## BEGIN

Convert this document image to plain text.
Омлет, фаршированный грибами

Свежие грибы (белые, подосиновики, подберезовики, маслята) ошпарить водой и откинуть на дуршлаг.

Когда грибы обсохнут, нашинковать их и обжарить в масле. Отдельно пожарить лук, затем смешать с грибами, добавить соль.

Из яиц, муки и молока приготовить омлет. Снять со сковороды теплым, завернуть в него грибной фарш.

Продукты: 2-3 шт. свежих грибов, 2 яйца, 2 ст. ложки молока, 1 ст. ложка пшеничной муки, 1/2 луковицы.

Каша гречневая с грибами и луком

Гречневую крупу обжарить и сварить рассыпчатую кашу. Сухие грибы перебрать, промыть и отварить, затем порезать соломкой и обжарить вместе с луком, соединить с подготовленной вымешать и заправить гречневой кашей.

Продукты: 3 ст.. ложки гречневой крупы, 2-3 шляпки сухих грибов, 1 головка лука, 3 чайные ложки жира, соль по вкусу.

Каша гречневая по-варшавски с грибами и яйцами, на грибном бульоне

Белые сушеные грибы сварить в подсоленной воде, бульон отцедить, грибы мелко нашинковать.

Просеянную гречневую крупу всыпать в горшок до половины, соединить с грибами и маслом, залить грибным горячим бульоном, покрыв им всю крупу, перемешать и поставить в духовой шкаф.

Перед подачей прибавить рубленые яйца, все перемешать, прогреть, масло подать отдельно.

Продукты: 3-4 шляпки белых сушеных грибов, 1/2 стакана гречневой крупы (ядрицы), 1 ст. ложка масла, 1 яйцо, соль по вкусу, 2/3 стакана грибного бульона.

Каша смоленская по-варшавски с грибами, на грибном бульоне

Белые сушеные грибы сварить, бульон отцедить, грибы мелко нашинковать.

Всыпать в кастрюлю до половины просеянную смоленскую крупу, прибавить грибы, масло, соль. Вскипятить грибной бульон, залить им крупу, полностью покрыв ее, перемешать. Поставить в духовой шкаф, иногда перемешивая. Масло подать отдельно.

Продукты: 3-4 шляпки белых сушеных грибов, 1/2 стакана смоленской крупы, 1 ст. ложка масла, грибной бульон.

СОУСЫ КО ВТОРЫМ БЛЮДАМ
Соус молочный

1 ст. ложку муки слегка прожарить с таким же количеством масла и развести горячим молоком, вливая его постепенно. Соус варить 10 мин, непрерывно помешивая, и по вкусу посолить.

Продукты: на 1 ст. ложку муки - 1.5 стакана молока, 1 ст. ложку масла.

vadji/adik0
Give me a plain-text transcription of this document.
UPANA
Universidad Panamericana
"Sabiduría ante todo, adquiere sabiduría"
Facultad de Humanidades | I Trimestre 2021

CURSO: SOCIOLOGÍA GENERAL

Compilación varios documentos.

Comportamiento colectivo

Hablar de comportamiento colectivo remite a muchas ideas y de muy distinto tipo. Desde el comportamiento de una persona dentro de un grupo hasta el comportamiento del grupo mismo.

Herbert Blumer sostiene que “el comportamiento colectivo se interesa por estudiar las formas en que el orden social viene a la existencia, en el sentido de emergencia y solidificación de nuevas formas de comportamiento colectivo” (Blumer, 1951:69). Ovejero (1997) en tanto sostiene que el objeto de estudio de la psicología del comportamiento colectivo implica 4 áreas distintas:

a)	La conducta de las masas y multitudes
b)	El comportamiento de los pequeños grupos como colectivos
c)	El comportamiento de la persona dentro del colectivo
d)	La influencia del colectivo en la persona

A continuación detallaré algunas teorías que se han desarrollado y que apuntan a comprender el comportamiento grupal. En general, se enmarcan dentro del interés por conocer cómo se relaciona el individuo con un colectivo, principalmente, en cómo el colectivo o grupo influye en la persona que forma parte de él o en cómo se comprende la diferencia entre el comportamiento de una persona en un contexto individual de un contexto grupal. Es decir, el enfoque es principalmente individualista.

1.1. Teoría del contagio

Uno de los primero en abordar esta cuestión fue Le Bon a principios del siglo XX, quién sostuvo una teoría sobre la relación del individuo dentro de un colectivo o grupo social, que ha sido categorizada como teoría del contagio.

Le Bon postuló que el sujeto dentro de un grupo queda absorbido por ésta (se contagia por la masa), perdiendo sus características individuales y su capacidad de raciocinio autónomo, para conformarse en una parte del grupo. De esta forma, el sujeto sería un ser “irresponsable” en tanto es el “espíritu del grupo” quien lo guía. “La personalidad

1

## END

● Task instructions
Copy out every line holding the string "отцедить".

● Solution for this task
Белые сушеные грибы сварить в подсоленной воде, бульон отцедить, грибы мелко нашинковать.
Белые сушеные грибы сварить, бульон отцедить, грибы мелко нашинковать.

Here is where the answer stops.